-------- Data to use
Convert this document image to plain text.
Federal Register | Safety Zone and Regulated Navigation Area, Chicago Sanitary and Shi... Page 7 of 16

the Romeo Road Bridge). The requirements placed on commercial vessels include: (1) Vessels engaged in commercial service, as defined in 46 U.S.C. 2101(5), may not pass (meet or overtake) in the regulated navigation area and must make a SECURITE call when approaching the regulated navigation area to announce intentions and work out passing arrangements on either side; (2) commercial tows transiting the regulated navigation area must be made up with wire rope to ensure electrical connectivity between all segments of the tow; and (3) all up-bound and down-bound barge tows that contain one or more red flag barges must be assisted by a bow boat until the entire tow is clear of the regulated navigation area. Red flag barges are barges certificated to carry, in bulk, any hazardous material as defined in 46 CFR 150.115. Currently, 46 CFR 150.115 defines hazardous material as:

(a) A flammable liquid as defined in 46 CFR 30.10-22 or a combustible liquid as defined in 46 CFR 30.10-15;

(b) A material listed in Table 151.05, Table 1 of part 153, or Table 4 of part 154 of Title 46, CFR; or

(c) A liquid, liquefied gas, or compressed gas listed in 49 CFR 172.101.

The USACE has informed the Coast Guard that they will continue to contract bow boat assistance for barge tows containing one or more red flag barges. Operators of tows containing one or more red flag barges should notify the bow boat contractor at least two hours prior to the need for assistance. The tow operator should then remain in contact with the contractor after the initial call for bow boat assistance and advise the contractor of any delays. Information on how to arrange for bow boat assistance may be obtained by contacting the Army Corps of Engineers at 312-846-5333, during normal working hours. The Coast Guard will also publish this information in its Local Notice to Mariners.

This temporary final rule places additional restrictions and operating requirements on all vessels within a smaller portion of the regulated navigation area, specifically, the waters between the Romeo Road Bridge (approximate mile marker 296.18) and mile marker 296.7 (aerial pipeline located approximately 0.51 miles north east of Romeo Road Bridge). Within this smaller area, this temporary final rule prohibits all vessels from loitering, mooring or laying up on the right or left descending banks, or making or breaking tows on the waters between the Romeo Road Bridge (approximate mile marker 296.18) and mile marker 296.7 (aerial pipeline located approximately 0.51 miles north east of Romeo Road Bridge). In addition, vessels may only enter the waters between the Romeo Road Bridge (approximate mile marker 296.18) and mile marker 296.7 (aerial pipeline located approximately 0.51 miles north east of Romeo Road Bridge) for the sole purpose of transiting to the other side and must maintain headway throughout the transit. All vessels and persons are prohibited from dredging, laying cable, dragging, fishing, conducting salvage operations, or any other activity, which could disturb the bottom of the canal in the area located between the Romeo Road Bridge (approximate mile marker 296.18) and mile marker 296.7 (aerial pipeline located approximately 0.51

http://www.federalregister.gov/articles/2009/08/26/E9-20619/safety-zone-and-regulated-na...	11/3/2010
----------------
[Brief] Every entry above should be retyped exactly as shown.

[Reply to the task]
Convert this document image to plain text.
Federal Register | Safety Zone and Regulated Navigation Area, Chicago Sanitary and Shi... Page 7 of 16

the Romeo Road Bridge). The requirements placed on commercial vessels include: (1) Vessels engaged in commercial service, as defined in 46 U.S.C. 2101(5), may not pass (meet or overtake) in the regulated navigation area and must make a SECURITE call when approaching the regulated navigation area to announce intentions and work out passing arrangements on either side; (2) commercial tows transiting the regulated navigation area must be made up with wire rope to ensure electrical connectivity between all segments of the tow; and (3) all up-bound and down-bound barge tows that contain one or more red flag barges must be assisted by a bow boat until the entire tow is clear of the regulated navigation area. Red flag barges are barges certificated to carry, in bulk, any hazardous material as defined in 46 CFR 150.115. Currently, 46 CFR 150.115 defines hazardous material as:

(a) A flammable liquid as defined in 46 CFR 30.10-22 or a combustible liquid as defined in 46 CFR 30.10-15;

(b) A material listed in Table 151.05, Table 1 of part 153, or Table 4 of part 154 of Title 46, CFR; or

(c) A liquid, liquefied gas, or compressed gas listed in 49 CFR 172.101.

The USACE has informed the Coast Guard that they will continue to contract bow boat assistance for barge tows containing one or more red flag barges. Operators of tows containing one or more red flag barges should notify the bow boat contractor at least two hours prior to the need for assistance. The tow operator should then remain in contact with the contractor after the initial call for bow boat assistance and advise the contractor of any delays. Information on how to arrange for bow boat assistance may be obtained by contacting the Army Corps of Engineers at 312-846-5333, during normal working hours. The Coast Guard will also publish this information in its Local Notice to Mariners.

This temporary final rule places additional restrictions and operating requirements on all vessels within a smaller portion of the regulated navigation area, specifically, the waters between the Romeo Road Bridge (approximate mile marker 296.18) and mile marker 296.7 (aerial pipeline located approximately 0.51 miles north east of Romeo Road Bridge). Within this smaller area, this temporary final rule prohibits all vessels from loitering, mooring or laying up on the right or left descending banks, or making or breaking tows on the waters between the Romeo Road Bridge (approximate mile marker 296.18) and mile marker 296.7 (aerial pipeline located approximately 0.51 miles north east of Romeo Road Bridge). In addition, vessels may only enter the waters between the Romeo Road Bridge (approximate mile marker 296.18) and mile marker 296.7 (aerial pipeline located approximately 0.51 miles north east of Romeo Road Bridge) for the sole purpose of transiting to the other side and must maintain headway throughout the transit. All vessels and persons are prohibited from dredging, laying cable, dragging, fishing, conducting salvage operations, or any other activity, which could disturb the bottom of the canal in the area located between the Romeo Road Bridge (approximate mile marker 296.18) and mile marker 296.7 (aerial pipeline located approximately 0.51

http://www.federalregister.gov/articles/2009/08/26/E9-20619/safety-zone-and-regulated-na...	11/3/2010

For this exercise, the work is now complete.